(Data entries for graphics)

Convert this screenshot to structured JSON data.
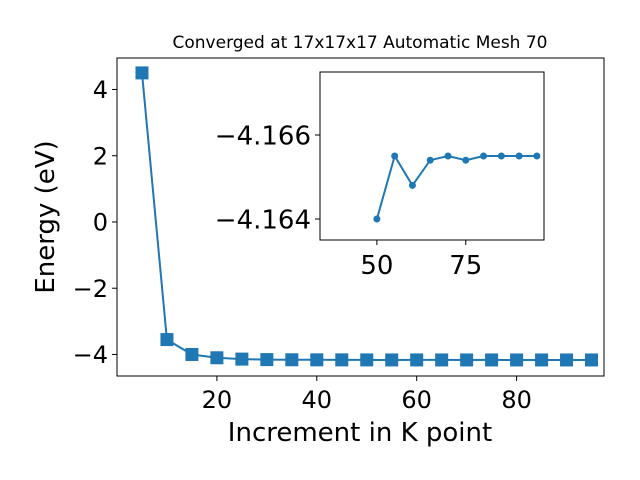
{
  "chart_data": [
    {
      "type": "line",
      "title": "Converged at 17x17x17 Automatic Mesh 70",
      "xlabel": "Increment in K point",
      "ylabel": "Energy (eV)",
      "xlim": [
        0,
        97.5
      ],
      "ylim": [
        -4.65,
        4.95
      ],
      "xticks": [
        20,
        40,
        60,
        80
      ],
      "yticks": [
        -4,
        -2,
        0,
        2,
        4
      ],
      "xtick_labels": [
        "20",
        "40",
        "60",
        "80"
      ],
      "ytick_labels": [
        "−4",
        "−2",
        "0",
        "2",
        "4"
      ],
      "grid": false,
      "marker": "square",
      "color": "#1f77b4",
      "series": [
        {
          "x": [
            5,
            10,
            15,
            20,
            25,
            30,
            35,
            40,
            45,
            50,
            55,
            60,
            65,
            70,
            75,
            80,
            85,
            90,
            95
          ],
          "y": [
            4.5,
            -3.55,
            -4.0,
            -4.1,
            -4.14,
            -4.155,
            -4.16,
            -4.162,
            -4.163,
            -4.164,
            -4.1655,
            -4.1648,
            -4.1654,
            -4.1655,
            -4.1654,
            -4.1655,
            -4.1655,
            -4.1655,
            -4.1655
          ]
        }
      ]
    },
    {
      "type": "line",
      "title": "",
      "xlabel": "",
      "ylabel": "",
      "inset": true,
      "xlim": [
        34,
        97
      ],
      "ylim": [
        -4.1635,
        -4.1675
      ],
      "xticks": [
        50,
        75
      ],
      "yticks": [
        -4.166,
        -4.164
      ],
      "xtick_labels": [
        "50",
        "75"
      ],
      "ytick_labels": [
        "−4.166",
        "−4.164"
      ],
      "grid": false,
      "marker": "circle",
      "color": "#1f77b4",
      "series": [
        {
          "x": [
            50,
            55,
            60,
            65,
            70,
            75,
            80,
            85,
            90,
            95
          ],
          "y": [
            -4.164,
            -4.1655,
            -4.1648,
            -4.1654,
            -4.1655,
            -4.1654,
            -4.1655,
            -4.1655,
            -4.1655,
            -4.1655
          ]
        }
      ]
    }
  ]
}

— TASK DESCRIPTION —
Repeat the listing in full and exactly. Leave any pictures out.

— THE RESULT —
Convert this screenshot to structured JSON data.
{
  "chart_data": [
    {
      "type": "line",
      "title": "Converged at 17x17x17 Automatic Mesh 70",
      "xlabel": "Increment in K point",
      "ylabel": "Energy (eV)",
      "xlim": [
        0,
        97.5
      ],
      "ylim": [
        -4.65,
        4.95
      ],
      "xticks": [
        20,
        40,
        60,
        80
      ],
      "yticks": [
        -4,
        -2,
        0,
        2,
        4
      ],
      "xtick_labels": [
        "20",
        "40",
        "60",
        "80"
      ],
      "ytick_labels": [
        "−4",
        "−2",
        "0",
        "2",
        "4"
      ],
      "grid": false,
      "marker": "square",
      "color": "#1f77b4",
      "series": [
        {
          "x": [
            5,
            10,
            15,
            20,
            25,
            30,
            35,
            40,
            45,
            50,
            55,
            60,
            65,
            70,
            75,
            80,
            85,
            90,
            95
          ],
          "y": [
            4.5,
            -3.55,
            -4.0,
            -4.1,
            -4.14,
            -4.155,
            -4.16,
            -4.162,
            -4.163,
            -4.164,
            -4.1655,
            -4.1648,
            -4.1654,
            -4.1655,
            -4.1654,
            -4.1655,
            -4.1655,
            -4.1655,
            -4.1655
          ]
        }
      ]
    },
    {
      "type": "line",
      "title": "",
      "xlabel": "",
      "ylabel": "",
      "inset": true,
      "xlim": [
        34,
        97
      ],
      "ylim": [
        -4.1635,
        -4.1675
      ],
      "xticks": [
        50,
        75
      ],
      "yticks": [
        -4.166,
        -4.164
      ],
      "xtick_labels": [
        "50",
        "75"
      ],
      "ytick_labels": [
        "−4.166",
        "−4.164"
      ],
      "grid": false,
      "marker": "circle",
      "color": "#1f77b4",
      "series": [
        {
          "x": [
            50,
            55,
            60,
            65,
            70,
            75,
            80,
            85,
            90,
            95
          ],
          "y": [
            -4.164,
            -4.1655,
            -4.1648,
            -4.1654,
            -4.1655,
            -4.1654,
            -4.1655,
            -4.1655,
            -4.1655,
            -4.1655
          ]
        }
      ]
    }
  ]
}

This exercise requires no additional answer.